Transcribe each entry below exactly. Pictures do not go in the copy.

- _EXCERPTED RECORDS_:
****

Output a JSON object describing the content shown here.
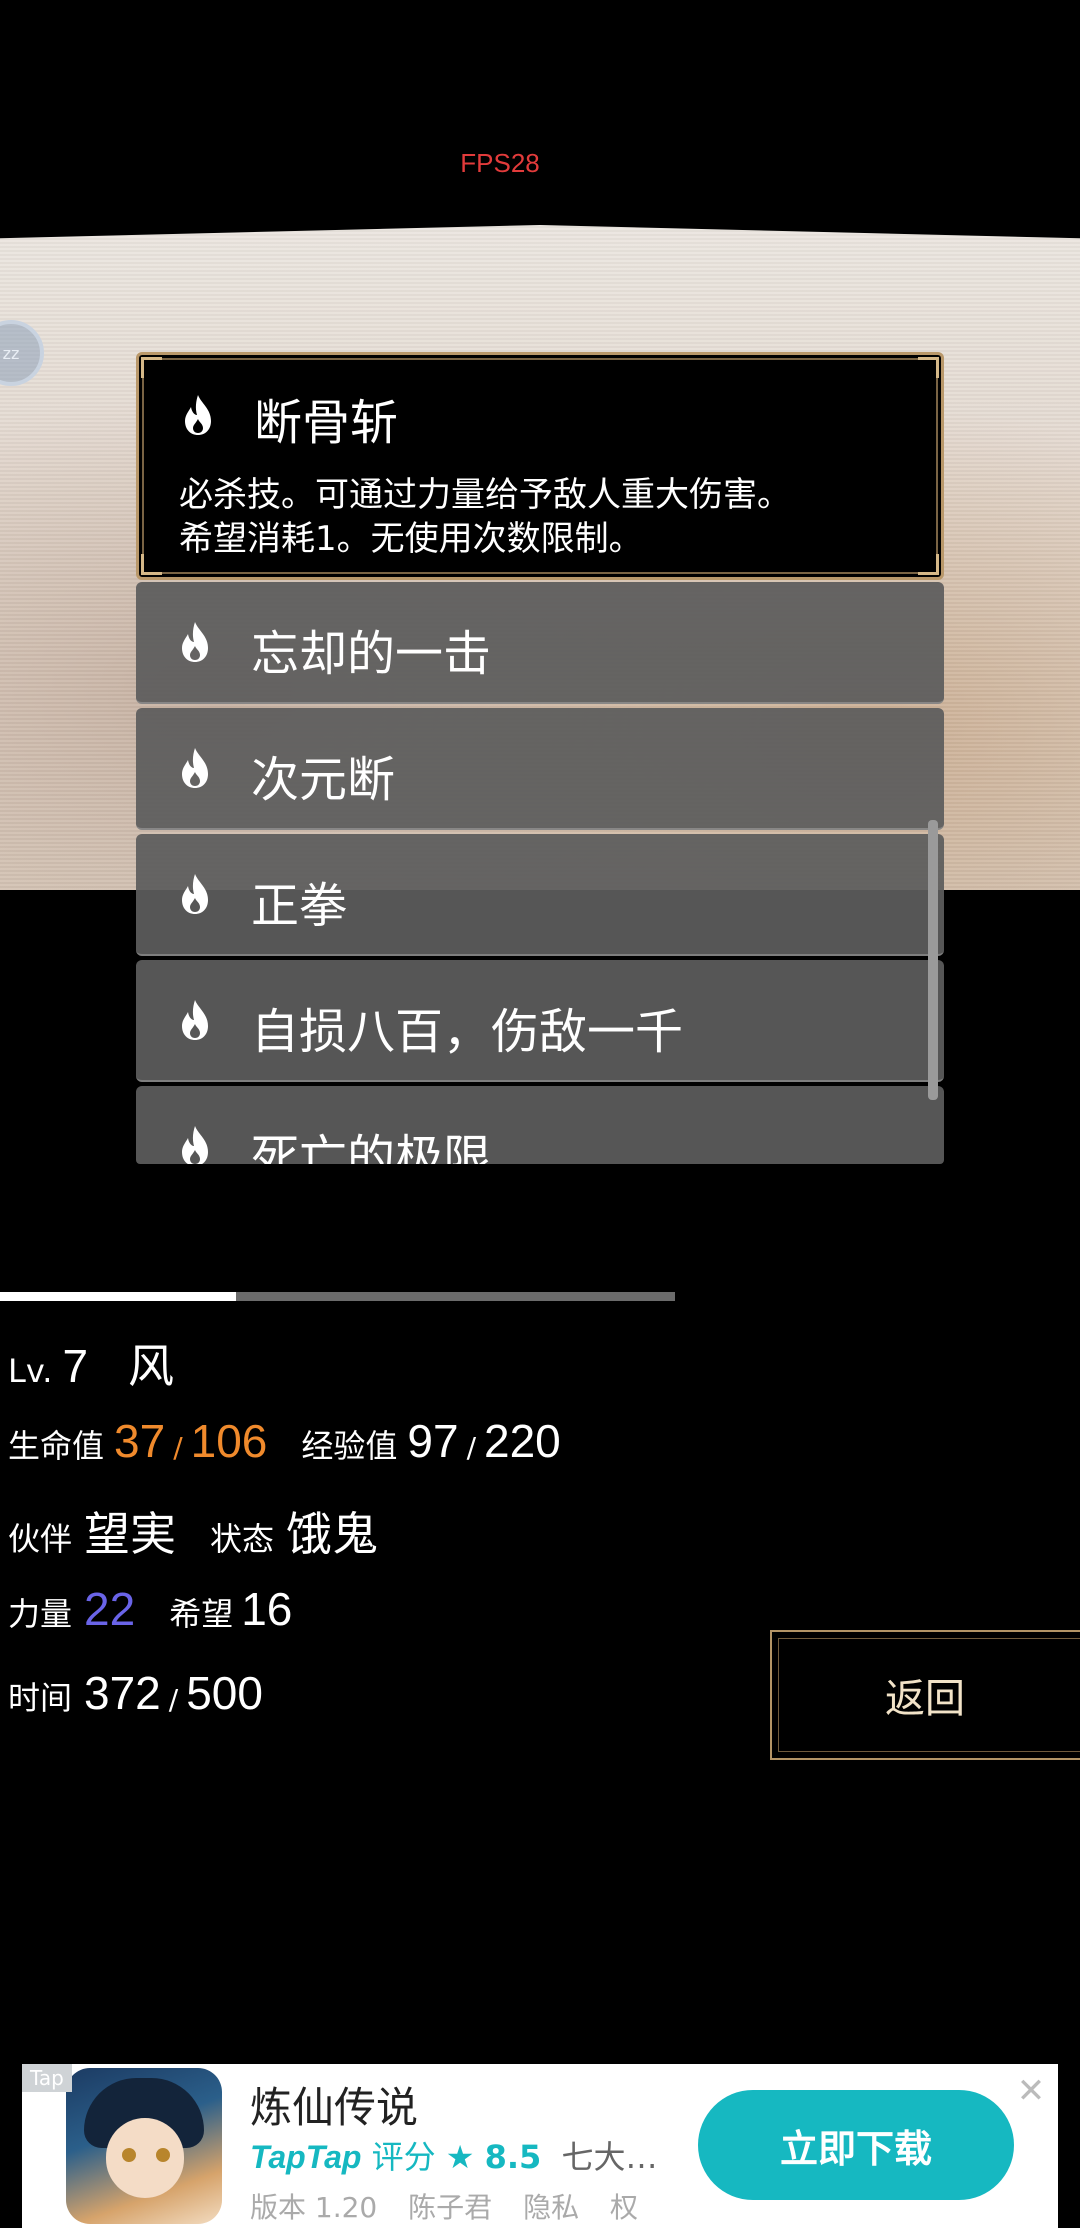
{
  "fps": "FPS28",
  "status_badge": "zz",
  "skills": {
    "selected": {
      "name": "断骨斩",
      "description_line1": "必杀技。可通过力量给予敌人重大伤害。",
      "description_line2": "希望消耗1。无使用次数限制。"
    },
    "items": [
      {
        "name": "忘却的一击"
      },
      {
        "name": "次元断"
      },
      {
        "name": "正拳"
      },
      {
        "name": "自损八百，伤敌一千"
      },
      {
        "name": "死亡的极限"
      }
    ],
    "icon": "flame-icon"
  },
  "progress": {
    "fraction": 0.35
  },
  "stats": {
    "level_label": "Lv.",
    "level": "7",
    "name": "风",
    "hp_label": "生命值",
    "hp_current": "37",
    "hp_max": "106",
    "exp_label": "经验值",
    "exp_current": "97",
    "exp_max": "220",
    "partner_label": "伙伴",
    "partner": "望実",
    "status_label": "状态",
    "status": "饿鬼",
    "strength_label": "力量",
    "strength": "22",
    "hope_label": "希望",
    "hope": "16",
    "time_label": "时间",
    "time_current": "372",
    "time_max": "500",
    "slash": "/"
  },
  "back_button": "返回",
  "ad": {
    "tag": "Tap",
    "title": "炼仙传说",
    "brand": "TapTap",
    "rating_label": "评分",
    "rating_star": "★",
    "rating": "8.5",
    "rating_desc": "七大…",
    "version": "版本 1.20",
    "developer": "陈子君",
    "privacy": "隐私",
    "trailing": "权",
    "cta": "立即下载",
    "close": "✕"
  },
  "colors": {
    "hp_accent": "#f08a2c",
    "strength_accent": "#6a64e8",
    "cta": "#16b8c1",
    "frame_gold": "#b9986a"
  }
}
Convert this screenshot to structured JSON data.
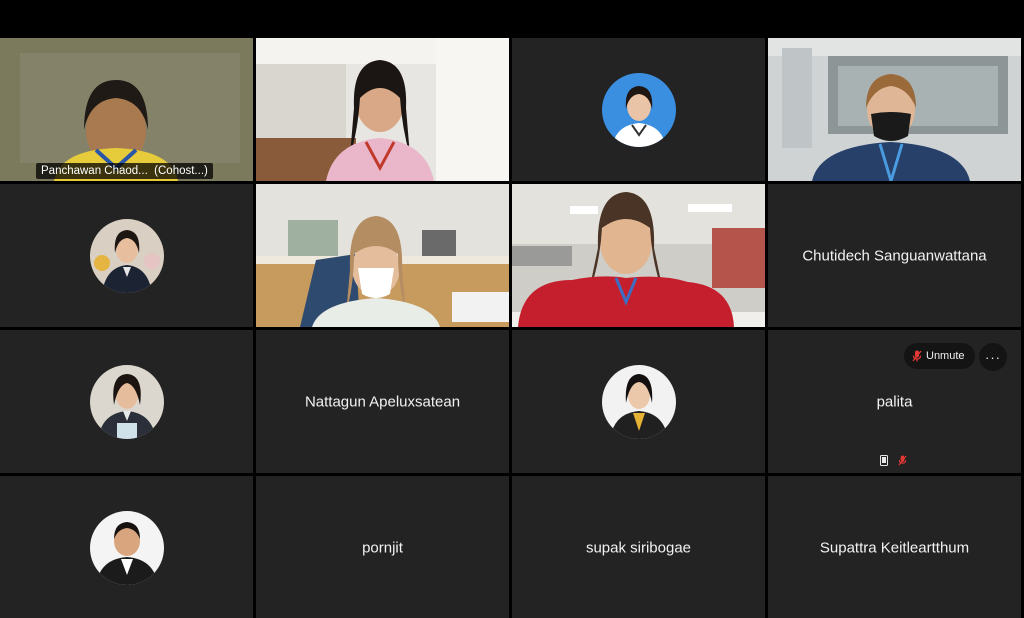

****

- _FINAL ANSWER_:
Output a JSON object describing the content shown here.
{
  "fps": "FPS28",
  "status_badge": "zz",
  "skills": {
    "selected": {
      "name": "断骨斩",
      "description_line1": "必杀技。可通过力量给予敌人重大伤害。",
      "description_line2": "希望消耗1。无使用次数限制。"
    },
    "items": [
      {
        "name": "忘却的一击"
      },
      {
        "name": "次元断"
      },
      {
        "name": "正拳"
      },
      {
        "name": "自损八百，伤敌一千"
      },
      {
        "name": "死亡的极限"
      }
    ],
    "icon": "flame-icon"
  },
  "progress": {
    "fraction": 0.35
  },
  "stats": {
    "level_label": "Lv.",
    "level": "7",
    "name": "风",
    "hp_label": "生命值",
    "hp_current": "37",
    "hp_max": "106",
    "exp_label": "经验值",
    "exp_current": "97",
    "exp_max": "220",
    "partner_label": "伙伴",
    "partner": "望実",
    "status_label": "状态",
    "status": "饿鬼",
    "strength_label": "力量",
    "strength": "22",
    "hope_label": "希望",
    "hope": "16",
    "time_label": "时间",
    "time_current": "372",
    "time_max": "500",
    "slash": "/"
  },
  "back_button": "返回",
  "ad": {
    "tag": "Tap",
    "title": "炼仙传说",
    "brand": "TapTap",
    "rating_label": "评分",
    "rating_star": "★",
    "rating": "8.5",
    "rating_desc": "七大…",
    "version": "版本 1.20",
    "developer": "陈子君",
    "privacy": "隐私",
    "trailing": "权",
    "cta": "立即下载",
    "close": "✕"
  },
  "colors": {
    "hp_accent": "#f08a2c",
    "strength_accent": "#6a64e8",
    "cta": "#16b8c1",
    "frame_gold": "#b9986a"
  }
}
Convert this screenshot to structured JSON data.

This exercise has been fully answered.